Task goal
Find every line in the records below that holds the word "label" and copy it.

Structured figure records:
######

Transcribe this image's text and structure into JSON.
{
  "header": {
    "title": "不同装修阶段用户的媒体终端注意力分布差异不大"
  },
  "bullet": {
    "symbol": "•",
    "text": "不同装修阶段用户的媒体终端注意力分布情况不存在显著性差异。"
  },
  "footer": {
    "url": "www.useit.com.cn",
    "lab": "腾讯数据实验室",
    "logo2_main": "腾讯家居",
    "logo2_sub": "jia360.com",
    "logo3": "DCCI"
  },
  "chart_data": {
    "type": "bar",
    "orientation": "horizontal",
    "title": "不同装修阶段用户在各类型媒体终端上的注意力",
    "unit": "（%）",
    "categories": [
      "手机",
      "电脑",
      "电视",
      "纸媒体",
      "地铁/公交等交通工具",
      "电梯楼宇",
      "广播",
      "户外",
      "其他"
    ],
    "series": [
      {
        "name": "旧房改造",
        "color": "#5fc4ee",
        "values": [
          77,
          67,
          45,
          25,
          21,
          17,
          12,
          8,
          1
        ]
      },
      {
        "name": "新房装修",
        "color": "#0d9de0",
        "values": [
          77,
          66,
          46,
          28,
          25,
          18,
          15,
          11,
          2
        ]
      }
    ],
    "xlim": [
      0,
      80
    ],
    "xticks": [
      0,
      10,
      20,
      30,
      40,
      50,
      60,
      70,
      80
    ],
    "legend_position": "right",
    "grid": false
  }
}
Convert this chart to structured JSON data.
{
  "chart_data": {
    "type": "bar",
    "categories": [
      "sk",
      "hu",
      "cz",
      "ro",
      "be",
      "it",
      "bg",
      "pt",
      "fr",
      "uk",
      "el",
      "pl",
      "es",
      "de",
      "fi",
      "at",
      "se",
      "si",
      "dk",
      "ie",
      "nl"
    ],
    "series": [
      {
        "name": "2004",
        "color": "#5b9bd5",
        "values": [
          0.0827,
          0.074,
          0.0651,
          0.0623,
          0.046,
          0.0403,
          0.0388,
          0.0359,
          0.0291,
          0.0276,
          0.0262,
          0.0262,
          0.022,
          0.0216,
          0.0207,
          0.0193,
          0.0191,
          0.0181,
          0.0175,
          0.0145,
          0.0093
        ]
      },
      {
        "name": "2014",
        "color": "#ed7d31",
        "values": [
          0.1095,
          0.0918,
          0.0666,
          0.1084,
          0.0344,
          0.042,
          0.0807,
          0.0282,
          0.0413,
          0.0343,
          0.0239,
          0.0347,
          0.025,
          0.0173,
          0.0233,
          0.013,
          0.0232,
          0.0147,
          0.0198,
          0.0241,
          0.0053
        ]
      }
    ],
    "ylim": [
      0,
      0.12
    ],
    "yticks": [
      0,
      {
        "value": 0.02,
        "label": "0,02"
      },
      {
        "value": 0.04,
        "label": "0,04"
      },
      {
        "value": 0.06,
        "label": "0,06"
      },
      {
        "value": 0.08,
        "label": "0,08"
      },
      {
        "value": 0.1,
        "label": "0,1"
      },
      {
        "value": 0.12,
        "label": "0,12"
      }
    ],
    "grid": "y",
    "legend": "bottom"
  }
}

######

Final result
        "label": "0,02"
        "label": "0,04"
        "label": "0,06"
        "label": "0,08"
        "label": "0,1"
        "label": "0,12"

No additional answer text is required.